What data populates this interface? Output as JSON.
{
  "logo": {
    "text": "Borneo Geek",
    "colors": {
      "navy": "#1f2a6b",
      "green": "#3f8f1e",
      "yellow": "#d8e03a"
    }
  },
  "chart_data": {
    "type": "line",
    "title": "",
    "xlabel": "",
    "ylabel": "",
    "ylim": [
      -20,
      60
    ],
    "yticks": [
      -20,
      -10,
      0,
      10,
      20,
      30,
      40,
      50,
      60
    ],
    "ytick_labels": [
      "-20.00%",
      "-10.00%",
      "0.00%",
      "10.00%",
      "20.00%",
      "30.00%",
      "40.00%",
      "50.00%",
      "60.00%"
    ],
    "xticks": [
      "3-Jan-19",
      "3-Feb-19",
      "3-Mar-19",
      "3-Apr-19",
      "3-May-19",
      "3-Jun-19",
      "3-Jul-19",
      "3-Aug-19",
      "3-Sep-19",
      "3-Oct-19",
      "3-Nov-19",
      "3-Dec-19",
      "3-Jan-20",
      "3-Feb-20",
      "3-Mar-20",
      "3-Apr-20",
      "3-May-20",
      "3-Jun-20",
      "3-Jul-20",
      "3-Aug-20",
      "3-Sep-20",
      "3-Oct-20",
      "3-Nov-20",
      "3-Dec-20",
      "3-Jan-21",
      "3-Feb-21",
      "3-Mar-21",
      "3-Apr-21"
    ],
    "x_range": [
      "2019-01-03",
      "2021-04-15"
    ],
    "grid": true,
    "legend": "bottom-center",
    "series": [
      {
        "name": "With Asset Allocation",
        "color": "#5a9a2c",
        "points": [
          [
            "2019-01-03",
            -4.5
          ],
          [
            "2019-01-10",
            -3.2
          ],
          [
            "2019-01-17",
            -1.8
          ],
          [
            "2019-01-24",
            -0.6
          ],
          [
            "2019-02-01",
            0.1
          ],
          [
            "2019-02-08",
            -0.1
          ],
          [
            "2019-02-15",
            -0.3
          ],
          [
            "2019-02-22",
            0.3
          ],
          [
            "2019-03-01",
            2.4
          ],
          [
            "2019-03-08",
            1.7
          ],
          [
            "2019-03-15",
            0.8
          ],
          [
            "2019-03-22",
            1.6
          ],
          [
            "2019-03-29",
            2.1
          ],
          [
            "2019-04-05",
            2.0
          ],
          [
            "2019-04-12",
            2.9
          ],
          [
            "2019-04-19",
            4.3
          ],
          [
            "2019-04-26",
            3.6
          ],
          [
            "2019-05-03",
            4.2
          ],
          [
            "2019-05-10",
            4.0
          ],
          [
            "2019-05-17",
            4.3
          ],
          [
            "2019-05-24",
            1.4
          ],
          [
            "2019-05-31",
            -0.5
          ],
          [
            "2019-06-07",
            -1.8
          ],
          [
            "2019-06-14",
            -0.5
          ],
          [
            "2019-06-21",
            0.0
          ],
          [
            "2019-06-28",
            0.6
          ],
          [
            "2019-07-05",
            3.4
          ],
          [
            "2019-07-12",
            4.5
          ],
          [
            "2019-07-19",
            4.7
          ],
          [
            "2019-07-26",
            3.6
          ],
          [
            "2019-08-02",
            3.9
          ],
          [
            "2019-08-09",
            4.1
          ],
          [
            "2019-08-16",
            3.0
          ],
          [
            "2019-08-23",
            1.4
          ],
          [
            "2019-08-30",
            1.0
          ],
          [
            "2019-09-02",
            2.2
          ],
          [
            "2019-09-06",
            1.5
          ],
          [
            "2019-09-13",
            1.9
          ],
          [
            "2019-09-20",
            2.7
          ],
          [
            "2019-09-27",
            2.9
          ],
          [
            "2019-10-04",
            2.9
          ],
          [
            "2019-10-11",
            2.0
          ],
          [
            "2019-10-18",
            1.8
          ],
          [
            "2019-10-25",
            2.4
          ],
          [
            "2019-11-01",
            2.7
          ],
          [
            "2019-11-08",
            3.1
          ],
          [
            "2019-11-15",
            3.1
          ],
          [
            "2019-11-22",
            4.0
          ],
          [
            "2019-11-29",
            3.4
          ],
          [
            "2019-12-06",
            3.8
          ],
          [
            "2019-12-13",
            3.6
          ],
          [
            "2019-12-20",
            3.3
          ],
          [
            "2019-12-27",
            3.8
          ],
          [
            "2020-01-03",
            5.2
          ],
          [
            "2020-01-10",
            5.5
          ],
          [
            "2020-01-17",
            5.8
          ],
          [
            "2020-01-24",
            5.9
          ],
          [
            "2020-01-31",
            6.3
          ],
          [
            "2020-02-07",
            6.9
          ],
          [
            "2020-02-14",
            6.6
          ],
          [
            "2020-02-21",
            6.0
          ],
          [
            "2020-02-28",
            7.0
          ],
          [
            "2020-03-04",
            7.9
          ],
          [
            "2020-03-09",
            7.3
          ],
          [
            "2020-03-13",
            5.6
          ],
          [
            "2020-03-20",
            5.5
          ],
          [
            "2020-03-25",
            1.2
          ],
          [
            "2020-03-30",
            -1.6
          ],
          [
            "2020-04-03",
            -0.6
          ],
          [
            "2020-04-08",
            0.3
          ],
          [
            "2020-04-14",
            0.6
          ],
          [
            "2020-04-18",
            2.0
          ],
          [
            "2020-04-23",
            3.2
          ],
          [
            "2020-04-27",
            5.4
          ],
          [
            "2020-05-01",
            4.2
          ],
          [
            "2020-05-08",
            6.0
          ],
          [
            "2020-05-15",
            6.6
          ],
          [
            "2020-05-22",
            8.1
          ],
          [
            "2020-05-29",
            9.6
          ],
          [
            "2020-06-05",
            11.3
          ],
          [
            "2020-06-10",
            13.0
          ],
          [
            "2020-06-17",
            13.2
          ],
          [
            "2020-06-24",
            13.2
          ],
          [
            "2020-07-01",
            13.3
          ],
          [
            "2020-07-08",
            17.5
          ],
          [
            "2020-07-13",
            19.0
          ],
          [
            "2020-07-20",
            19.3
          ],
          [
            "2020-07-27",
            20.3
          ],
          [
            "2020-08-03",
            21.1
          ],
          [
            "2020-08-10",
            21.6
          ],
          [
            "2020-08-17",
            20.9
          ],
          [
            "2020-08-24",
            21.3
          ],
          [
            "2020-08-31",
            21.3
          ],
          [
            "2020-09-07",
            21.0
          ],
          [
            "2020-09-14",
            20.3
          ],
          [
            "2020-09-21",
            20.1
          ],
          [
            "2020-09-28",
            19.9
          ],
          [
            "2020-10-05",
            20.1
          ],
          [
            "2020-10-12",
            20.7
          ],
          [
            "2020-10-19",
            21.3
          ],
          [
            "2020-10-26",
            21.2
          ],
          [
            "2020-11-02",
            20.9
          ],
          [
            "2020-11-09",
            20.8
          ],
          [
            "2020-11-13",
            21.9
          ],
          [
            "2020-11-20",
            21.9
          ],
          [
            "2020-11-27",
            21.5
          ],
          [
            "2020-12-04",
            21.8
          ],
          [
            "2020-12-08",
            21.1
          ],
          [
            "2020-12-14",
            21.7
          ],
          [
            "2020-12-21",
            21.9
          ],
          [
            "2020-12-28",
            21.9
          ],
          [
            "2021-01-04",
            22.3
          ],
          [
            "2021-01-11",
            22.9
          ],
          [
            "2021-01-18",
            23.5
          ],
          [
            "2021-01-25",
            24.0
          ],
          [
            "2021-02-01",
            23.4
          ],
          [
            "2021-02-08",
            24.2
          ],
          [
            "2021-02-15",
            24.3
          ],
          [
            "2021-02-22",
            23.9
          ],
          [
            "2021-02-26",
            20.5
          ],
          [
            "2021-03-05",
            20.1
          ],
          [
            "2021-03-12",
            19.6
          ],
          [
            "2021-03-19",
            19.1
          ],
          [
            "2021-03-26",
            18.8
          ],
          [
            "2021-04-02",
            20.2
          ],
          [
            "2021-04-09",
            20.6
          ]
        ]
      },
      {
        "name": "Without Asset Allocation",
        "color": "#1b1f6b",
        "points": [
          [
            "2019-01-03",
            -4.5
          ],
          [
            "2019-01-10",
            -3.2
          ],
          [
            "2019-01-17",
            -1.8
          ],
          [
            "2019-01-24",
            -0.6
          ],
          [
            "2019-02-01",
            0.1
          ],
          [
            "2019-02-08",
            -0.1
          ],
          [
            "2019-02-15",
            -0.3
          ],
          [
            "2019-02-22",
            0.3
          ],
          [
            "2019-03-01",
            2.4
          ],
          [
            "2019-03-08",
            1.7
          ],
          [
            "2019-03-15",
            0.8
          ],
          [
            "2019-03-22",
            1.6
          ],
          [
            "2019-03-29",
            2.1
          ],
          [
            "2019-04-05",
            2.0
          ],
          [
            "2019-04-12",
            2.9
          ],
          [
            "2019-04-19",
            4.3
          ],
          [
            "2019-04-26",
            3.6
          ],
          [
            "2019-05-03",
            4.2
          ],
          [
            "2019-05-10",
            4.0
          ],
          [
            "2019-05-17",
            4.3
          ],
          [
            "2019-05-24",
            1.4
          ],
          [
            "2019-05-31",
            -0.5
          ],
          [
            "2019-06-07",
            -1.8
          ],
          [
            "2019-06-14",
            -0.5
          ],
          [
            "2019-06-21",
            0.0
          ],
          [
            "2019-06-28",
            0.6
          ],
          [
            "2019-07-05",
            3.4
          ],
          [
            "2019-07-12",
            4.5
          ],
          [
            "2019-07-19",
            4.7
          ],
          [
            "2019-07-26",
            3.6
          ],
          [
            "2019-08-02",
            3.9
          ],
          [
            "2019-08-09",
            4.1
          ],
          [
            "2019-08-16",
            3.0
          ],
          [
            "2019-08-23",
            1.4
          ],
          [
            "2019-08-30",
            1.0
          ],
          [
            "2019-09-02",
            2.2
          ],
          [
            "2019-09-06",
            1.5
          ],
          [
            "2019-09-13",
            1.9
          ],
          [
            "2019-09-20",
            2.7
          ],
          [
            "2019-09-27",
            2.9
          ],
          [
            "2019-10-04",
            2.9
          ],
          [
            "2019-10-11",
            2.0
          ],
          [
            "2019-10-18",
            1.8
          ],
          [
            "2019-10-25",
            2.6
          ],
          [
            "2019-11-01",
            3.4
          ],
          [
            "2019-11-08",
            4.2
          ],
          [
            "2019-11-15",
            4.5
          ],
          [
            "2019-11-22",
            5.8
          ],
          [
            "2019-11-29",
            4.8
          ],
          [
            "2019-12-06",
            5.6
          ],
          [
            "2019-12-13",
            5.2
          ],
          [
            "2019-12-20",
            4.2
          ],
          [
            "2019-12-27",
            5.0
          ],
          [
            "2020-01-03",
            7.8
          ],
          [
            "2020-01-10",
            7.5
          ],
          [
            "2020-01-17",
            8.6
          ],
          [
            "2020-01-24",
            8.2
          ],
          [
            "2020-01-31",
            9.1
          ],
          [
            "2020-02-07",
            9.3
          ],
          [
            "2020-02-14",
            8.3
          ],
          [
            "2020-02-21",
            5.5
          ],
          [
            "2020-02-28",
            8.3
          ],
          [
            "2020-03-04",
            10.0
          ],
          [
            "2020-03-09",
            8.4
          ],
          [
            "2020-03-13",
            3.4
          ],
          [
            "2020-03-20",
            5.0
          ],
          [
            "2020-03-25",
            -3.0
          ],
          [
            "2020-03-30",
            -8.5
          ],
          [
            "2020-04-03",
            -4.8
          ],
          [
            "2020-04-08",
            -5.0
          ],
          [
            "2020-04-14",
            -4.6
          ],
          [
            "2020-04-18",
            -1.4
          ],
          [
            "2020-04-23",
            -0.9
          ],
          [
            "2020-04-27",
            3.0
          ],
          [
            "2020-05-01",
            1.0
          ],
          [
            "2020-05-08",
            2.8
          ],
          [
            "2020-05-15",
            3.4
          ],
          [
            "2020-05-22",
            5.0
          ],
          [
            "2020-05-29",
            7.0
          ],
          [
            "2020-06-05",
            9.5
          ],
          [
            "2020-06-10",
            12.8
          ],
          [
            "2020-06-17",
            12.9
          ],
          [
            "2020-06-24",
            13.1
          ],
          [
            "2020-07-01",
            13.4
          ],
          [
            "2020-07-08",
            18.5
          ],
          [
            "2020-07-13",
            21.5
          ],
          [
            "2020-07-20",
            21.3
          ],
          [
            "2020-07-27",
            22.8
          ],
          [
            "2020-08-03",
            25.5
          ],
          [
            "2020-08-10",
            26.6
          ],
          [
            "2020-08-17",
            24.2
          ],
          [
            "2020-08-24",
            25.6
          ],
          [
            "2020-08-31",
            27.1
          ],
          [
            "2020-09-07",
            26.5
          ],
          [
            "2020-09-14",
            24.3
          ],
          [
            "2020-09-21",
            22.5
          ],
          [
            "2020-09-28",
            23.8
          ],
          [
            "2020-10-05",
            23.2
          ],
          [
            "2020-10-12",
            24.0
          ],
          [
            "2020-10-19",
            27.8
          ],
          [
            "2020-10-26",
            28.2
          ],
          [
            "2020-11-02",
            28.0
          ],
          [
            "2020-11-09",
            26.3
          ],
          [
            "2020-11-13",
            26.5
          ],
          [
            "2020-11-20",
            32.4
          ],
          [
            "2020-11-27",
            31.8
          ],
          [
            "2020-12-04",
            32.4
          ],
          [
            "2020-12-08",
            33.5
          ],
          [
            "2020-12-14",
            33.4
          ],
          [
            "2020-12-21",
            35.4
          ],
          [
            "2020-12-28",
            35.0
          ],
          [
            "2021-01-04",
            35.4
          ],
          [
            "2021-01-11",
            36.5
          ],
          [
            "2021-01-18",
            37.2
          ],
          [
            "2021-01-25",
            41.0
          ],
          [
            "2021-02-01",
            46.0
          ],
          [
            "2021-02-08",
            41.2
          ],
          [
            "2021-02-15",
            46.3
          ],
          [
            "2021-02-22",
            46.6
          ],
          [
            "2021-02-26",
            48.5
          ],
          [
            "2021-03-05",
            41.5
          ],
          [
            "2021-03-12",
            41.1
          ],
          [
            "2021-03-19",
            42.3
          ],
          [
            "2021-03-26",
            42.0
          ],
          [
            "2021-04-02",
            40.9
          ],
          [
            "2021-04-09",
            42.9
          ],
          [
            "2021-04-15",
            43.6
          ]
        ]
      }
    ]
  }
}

Direction: Work out how many lines of the material above contain the word "Asset", then give only that figure.

Worked answer: 2